■ What is expected ■
Copy out every record precisely.

========================================================================

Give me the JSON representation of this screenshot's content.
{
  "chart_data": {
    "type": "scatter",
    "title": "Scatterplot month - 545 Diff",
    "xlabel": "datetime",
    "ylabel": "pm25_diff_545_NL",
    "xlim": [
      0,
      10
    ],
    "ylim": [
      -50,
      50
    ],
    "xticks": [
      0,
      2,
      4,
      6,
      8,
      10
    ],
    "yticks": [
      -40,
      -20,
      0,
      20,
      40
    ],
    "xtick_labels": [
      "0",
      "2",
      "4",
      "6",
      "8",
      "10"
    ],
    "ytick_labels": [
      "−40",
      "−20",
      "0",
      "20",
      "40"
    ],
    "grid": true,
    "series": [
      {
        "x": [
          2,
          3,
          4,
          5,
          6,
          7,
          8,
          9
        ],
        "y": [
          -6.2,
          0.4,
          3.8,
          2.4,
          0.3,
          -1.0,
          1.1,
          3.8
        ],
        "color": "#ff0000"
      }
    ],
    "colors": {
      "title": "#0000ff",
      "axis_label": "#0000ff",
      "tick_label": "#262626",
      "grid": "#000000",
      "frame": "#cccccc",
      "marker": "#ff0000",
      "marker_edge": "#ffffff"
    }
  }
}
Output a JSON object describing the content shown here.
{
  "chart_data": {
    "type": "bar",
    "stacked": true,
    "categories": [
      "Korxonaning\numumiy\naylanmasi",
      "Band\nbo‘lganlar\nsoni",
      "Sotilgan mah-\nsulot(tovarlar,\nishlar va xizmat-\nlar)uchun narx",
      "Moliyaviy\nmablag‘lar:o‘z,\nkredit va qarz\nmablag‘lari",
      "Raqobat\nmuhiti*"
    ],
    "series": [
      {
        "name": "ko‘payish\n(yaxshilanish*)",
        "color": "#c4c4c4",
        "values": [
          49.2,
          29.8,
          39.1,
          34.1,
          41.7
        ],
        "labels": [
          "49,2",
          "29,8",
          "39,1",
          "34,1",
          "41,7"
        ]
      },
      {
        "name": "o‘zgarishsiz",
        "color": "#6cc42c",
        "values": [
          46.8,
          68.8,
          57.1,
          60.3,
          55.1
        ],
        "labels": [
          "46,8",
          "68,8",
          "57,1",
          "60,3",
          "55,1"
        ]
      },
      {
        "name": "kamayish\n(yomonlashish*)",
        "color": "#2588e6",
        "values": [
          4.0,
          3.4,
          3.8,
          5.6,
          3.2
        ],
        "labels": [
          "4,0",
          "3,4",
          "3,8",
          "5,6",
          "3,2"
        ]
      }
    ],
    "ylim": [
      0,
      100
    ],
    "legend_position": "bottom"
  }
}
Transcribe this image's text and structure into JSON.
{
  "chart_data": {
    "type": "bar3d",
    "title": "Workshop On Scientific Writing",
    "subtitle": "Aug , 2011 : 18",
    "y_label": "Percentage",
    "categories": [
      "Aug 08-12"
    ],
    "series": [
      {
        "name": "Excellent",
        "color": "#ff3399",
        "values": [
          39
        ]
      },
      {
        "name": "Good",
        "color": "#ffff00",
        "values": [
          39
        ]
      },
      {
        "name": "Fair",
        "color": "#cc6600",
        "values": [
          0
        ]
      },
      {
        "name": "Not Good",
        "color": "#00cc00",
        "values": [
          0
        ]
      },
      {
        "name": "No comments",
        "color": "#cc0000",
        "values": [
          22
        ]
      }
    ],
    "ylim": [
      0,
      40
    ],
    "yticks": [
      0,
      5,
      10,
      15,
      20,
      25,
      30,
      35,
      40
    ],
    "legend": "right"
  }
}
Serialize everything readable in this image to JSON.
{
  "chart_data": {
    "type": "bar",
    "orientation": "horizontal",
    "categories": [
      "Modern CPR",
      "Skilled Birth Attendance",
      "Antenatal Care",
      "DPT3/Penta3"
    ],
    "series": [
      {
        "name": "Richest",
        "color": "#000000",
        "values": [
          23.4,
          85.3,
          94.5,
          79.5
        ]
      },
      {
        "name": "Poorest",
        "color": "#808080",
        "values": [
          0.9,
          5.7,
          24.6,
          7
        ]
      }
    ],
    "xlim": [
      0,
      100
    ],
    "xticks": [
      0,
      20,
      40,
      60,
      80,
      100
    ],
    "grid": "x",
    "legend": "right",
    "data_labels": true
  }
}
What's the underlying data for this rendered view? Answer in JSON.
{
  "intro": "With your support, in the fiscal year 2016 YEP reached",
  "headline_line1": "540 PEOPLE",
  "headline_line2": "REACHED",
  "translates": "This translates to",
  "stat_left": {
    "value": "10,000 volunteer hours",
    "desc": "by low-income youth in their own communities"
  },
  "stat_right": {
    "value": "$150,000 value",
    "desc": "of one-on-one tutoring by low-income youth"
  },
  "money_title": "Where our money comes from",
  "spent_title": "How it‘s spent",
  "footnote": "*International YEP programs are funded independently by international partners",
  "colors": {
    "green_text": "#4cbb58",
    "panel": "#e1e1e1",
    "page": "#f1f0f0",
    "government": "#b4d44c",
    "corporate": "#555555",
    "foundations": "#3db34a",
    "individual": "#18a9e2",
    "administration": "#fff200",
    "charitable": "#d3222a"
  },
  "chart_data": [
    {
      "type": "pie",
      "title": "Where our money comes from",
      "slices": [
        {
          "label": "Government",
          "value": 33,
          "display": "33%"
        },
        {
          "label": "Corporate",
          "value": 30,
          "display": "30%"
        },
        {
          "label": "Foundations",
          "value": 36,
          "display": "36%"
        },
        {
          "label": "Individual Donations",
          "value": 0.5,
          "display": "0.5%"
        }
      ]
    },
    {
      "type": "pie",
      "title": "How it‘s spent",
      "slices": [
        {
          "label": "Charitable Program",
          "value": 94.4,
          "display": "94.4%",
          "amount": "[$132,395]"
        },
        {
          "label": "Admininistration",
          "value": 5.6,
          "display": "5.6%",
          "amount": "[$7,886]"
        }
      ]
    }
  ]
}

========================================================================

■ Answer to the problem ■
Give me the JSON representation of this screenshot's content.
{
  "chart_data": {
    "type": "scatter",
    "title": "Scatterplot month - 545 Diff",
    "xlabel": "datetime",
    "ylabel": "pm25_diff_545_NL",
    "xlim": [
      0,
      10
    ],
    "ylim": [
      -50,
      50
    ],
    "xticks": [
      0,
      2,
      4,
      6,
      8,
      10
    ],
    "yticks": [
      -40,
      -20,
      0,
      20,
      40
    ],
    "xtick_labels": [
      "0",
      "2",
      "4",
      "6",
      "8",
      "10"
    ],
    "ytick_labels": [
      "−40",
      "−20",
      "0",
      "20",
      "40"
    ],
    "grid": true,
    "series": [
      {
        "x": [
          2,
          3,
          4,
          5,
          6,
          7,
          8,
          9
        ],
        "y": [
          -6.2,
          0.4,
          3.8,
          2.4,
          0.3,
          -1.0,
          1.1,
          3.8
        ],
        "color": "#ff0000"
      }
    ],
    "colors": {
      "title": "#0000ff",
      "axis_label": "#0000ff",
      "tick_label": "#262626",
      "grid": "#000000",
      "frame": "#cccccc",
      "marker": "#ff0000",
      "marker_edge": "#ffffff"
    }
  }
}
Output a JSON object describing the content shown here.
{
  "chart_data": {
    "type": "bar",
    "stacked": true,
    "categories": [
      "Korxonaning\numumiy\naylanmasi",
      "Band\nbo‘lganlar\nsoni",
      "Sotilgan mah-\nsulot(tovarlar,\nishlar va xizmat-\nlar)uchun narx",
      "Moliyaviy\nmablag‘lar:o‘z,\nkredit va qarz\nmablag‘lari",
      "Raqobat\nmuhiti*"
    ],
    "series": [
      {
        "name": "ko‘payish\n(yaxshilanish*)",
        "color": "#c4c4c4",
        "values": [
          49.2,
          29.8,
          39.1,
          34.1,
          41.7
        ],
        "labels": [
          "49,2",
          "29,8",
          "39,1",
          "34,1",
          "41,7"
        ]
      },
      {
        "name": "o‘zgarishsiz",
        "color": "#6cc42c",
        "values": [
          46.8,
          68.8,
          57.1,
          60.3,
          55.1
        ],
        "labels": [
          "46,8",
          "68,8",
          "57,1",
          "60,3",
          "55,1"
        ]
      },
      {
        "name": "kamayish\n(yomonlashish*)",
        "color": "#2588e6",
        "values": [
          4.0,
          3.4,
          3.8,
          5.6,
          3.2
        ],
        "labels": [
          "4,0",
          "3,4",
          "3,8",
          "5,6",
          "3,2"
        ]
      }
    ],
    "ylim": [
      0,
      100
    ],
    "legend_position": "bottom"
  }
}
Transcribe this image's text and structure into JSON.
{
  "chart_data": {
    "type": "bar3d",
    "title": "Workshop On Scientific Writing",
    "subtitle": "Aug , 2011 : 18",
    "y_label": "Percentage",
    "categories": [
      "Aug 08-12"
    ],
    "series": [
      {
        "name": "Excellent",
        "color": "#ff3399",
        "values": [
          39
        ]
      },
      {
        "name": "Good",
        "color": "#ffff00",
        "values": [
          39
        ]
      },
      {
        "name": "Fair",
        "color": "#cc6600",
        "values": [
          0
        ]
      },
      {
        "name": "Not Good",
        "color": "#00cc00",
        "values": [
          0
        ]
      },
      {
        "name": "No comments",
        "color": "#cc0000",
        "values": [
          22
        ]
      }
    ],
    "ylim": [
      0,
      40
    ],
    "yticks": [
      0,
      5,
      10,
      15,
      20,
      25,
      30,
      35,
      40
    ],
    "legend": "right"
  }
}
Serialize everything readable in this image to JSON.
{
  "chart_data": {
    "type": "bar",
    "orientation": "horizontal",
    "categories": [
      "Modern CPR",
      "Skilled Birth Attendance",
      "Antenatal Care",
      "DPT3/Penta3"
    ],
    "series": [
      {
        "name": "Richest",
        "color": "#000000",
        "values": [
          23.4,
          85.3,
          94.5,
          79.5
        ]
      },
      {
        "name": "Poorest",
        "color": "#808080",
        "values": [
          0.9,
          5.7,
          24.6,
          7
        ]
      }
    ],
    "xlim": [
      0,
      100
    ],
    "xticks": [
      0,
      20,
      40,
      60,
      80,
      100
    ],
    "grid": "x",
    "legend": "right",
    "data_labels": true
  }
}
What's the underlying data for this rendered view? Answer in JSON.
{
  "intro": "With your support, in the fiscal year 2016 YEP reached",
  "headline_line1": "540 PEOPLE",
  "headline_line2": "REACHED",
  "translates": "This translates to",
  "stat_left": {
    "value": "10,000 volunteer hours",
    "desc": "by low-income youth in their own communities"
  },
  "stat_right": {
    "value": "$150,000 value",
    "desc": "of one-on-one tutoring by low-income youth"
  },
  "money_title": "Where our money comes from",
  "spent_title": "How it‘s spent",
  "footnote": "*International YEP programs are funded independently by international partners",
  "colors": {
    "green_text": "#4cbb58",
    "panel": "#e1e1e1",
    "page": "#f1f0f0",
    "government": "#b4d44c",
    "corporate": "#555555",
    "foundations": "#3db34a",
    "individual": "#18a9e2",
    "administration": "#fff200",
    "charitable": "#d3222a"
  },
  "chart_data": [
    {
      "type": "pie",
      "title": "Where our money comes from",
      "slices": [
        {
          "label": "Government",
          "value": 33,
          "display": "33%"
        },
        {
          "label": "Corporate",
          "value": 30,
          "display": "30%"
        },
        {
          "label": "Foundations",
          "value": 36,
          "display": "36%"
        },
        {
          "label": "Individual Donations",
          "value": 0.5,
          "display": "0.5%"
        }
      ]
    },
    {
      "type": "pie",
      "title": "How it‘s spent",
      "slices": [
        {
          "label": "Charitable Program",
          "value": 94.4,
          "display": "94.4%",
          "amount": "[$132,395]"
        },
        {
          "label": "Admininistration",
          "value": 5.6,
          "display": "5.6%",
          "amount": "[$7,886]"
        }
      ]
    }
  ]
}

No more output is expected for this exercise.